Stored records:

# # # # #

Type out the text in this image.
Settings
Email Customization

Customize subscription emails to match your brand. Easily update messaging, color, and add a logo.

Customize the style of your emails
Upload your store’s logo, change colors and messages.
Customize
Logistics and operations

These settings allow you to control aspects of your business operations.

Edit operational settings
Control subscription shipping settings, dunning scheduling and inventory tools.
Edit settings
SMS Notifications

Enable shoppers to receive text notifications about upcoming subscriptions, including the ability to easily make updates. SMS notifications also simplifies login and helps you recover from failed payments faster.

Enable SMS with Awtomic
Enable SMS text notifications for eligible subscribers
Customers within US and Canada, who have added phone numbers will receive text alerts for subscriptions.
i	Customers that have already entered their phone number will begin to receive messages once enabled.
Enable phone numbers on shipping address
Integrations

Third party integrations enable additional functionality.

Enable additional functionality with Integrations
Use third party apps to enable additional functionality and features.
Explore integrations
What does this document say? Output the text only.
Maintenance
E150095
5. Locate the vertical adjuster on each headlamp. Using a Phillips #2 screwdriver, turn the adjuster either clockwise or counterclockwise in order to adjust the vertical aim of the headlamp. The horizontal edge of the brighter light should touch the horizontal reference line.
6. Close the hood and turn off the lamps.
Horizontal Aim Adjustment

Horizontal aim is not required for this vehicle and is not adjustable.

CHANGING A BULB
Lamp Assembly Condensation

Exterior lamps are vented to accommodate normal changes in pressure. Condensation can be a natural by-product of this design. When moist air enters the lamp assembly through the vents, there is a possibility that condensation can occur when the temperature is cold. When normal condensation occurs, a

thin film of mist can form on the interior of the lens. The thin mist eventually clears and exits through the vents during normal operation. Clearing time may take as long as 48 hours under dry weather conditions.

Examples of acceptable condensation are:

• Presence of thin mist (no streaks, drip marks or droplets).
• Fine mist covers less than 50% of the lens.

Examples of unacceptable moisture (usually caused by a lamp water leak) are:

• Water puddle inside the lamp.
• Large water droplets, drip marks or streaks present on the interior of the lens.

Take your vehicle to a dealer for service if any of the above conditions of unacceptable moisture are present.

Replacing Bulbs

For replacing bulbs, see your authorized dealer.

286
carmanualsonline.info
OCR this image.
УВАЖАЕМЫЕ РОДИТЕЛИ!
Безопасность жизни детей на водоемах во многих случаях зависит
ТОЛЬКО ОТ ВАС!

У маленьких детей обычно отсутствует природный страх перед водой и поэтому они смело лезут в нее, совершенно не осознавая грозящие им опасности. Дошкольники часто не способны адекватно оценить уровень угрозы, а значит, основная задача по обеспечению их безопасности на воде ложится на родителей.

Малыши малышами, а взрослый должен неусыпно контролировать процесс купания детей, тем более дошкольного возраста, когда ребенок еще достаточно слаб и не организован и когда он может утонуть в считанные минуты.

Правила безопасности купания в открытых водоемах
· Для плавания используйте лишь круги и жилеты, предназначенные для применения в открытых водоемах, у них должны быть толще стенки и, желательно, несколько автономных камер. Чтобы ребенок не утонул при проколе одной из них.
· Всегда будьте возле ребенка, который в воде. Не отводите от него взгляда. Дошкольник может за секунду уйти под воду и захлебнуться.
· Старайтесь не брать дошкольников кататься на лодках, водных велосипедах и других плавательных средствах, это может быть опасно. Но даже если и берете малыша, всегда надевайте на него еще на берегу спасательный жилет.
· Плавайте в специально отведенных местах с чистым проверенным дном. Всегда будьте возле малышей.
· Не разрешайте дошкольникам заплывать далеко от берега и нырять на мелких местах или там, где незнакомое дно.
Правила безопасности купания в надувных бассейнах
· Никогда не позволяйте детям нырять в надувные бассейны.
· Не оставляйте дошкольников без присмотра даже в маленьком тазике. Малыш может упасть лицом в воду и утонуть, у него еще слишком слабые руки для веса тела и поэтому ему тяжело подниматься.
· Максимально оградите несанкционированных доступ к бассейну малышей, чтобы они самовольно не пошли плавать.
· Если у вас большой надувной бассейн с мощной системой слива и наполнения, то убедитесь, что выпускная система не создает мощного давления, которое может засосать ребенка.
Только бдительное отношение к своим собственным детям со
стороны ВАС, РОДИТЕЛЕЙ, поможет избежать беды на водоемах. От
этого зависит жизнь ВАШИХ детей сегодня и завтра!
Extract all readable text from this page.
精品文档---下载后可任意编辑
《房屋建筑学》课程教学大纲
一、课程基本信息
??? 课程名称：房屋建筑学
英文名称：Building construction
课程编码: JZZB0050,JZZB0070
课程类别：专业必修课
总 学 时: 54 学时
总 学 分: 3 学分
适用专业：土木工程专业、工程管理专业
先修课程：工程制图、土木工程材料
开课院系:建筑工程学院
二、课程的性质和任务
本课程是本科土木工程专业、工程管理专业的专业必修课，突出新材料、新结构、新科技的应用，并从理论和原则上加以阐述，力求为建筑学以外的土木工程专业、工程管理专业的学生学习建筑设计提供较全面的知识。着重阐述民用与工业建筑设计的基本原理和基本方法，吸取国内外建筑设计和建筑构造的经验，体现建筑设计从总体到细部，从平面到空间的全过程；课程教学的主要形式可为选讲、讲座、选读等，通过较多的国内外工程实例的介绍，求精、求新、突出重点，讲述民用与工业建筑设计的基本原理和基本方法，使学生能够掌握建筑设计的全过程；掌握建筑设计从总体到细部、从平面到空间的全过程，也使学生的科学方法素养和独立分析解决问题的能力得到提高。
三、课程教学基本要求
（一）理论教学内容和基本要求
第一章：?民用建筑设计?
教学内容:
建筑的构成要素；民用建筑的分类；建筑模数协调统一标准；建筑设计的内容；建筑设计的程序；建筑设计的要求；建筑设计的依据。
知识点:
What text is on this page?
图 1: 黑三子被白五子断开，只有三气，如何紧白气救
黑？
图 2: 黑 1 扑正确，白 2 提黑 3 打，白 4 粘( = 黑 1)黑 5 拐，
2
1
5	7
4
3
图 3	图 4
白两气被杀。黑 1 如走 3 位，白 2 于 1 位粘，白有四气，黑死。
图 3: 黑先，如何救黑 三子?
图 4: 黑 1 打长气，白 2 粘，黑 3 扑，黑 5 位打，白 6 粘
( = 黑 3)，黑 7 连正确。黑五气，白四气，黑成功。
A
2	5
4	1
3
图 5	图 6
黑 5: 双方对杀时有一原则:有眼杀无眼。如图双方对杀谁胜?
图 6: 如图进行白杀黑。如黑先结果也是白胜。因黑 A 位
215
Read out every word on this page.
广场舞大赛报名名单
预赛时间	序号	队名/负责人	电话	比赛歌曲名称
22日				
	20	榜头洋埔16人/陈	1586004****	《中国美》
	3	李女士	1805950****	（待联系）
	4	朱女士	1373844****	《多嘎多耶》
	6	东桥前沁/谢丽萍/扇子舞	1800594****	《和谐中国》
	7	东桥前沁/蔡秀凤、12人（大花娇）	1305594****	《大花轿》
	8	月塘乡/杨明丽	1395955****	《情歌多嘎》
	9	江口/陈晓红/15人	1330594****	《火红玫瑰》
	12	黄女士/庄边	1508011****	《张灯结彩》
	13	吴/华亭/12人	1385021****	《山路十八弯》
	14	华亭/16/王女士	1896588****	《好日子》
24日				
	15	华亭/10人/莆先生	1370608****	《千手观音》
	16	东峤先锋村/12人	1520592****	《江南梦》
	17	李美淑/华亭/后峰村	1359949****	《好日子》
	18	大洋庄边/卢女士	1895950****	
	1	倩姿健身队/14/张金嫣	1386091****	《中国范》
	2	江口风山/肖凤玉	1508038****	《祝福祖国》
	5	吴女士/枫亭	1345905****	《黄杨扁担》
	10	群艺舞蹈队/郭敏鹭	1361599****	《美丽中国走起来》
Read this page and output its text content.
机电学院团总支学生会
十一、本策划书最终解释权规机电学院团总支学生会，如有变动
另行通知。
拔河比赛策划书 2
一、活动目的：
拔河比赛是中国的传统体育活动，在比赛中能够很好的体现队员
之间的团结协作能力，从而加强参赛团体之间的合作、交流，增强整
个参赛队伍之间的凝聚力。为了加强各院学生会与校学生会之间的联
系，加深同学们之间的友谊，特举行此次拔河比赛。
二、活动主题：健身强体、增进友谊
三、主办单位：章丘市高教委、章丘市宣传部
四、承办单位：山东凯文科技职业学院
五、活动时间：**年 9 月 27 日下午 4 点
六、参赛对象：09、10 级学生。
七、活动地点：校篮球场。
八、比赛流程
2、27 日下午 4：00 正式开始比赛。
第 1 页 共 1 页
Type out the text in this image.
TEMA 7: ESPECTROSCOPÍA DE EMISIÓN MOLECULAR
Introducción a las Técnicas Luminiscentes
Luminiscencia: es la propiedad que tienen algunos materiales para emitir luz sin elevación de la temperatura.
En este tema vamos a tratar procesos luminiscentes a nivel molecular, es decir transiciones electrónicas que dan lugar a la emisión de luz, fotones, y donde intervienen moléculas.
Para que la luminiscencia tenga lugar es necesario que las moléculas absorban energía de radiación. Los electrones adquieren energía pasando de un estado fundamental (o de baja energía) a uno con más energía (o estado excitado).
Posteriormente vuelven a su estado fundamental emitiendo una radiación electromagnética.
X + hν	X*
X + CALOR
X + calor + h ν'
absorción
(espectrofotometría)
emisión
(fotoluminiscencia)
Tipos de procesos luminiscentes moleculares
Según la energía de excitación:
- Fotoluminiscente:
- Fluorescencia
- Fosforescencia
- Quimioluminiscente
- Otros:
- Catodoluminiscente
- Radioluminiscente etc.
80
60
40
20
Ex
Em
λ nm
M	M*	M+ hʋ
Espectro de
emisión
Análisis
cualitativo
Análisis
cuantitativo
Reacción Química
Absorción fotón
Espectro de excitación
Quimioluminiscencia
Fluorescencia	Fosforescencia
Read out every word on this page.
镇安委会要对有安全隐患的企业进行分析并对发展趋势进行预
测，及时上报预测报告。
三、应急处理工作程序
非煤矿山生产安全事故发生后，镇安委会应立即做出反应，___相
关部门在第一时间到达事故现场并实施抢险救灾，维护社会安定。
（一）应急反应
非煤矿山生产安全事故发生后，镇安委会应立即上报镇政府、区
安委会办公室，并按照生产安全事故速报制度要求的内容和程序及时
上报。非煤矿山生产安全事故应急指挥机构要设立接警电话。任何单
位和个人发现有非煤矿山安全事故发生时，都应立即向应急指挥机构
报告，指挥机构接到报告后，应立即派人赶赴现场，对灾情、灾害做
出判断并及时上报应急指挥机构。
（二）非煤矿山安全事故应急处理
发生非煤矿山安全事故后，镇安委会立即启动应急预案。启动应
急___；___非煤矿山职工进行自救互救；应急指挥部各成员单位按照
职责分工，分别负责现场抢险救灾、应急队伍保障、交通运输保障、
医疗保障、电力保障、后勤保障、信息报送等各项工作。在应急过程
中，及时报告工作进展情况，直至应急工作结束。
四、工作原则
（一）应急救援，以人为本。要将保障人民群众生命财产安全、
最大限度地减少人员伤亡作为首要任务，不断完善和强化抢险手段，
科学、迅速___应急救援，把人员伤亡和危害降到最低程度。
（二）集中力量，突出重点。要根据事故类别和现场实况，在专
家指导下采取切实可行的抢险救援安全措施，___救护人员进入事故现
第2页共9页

# # # # #

■ WHAT YOU WILL DO:
Locate all lines in the listing above with the word "lamps" and copy them.

■ RESULT BELOW:
6. Close the hood and turn off the lamps.
Exterior lamps are vented to accommodate normal changes in pressure. Condensation can be a natural by-product of this design. When moist air enters the lamp assembly through the vents, there is a possibility that condensation can occur when the temperature is cold. When normal condensation occurs, a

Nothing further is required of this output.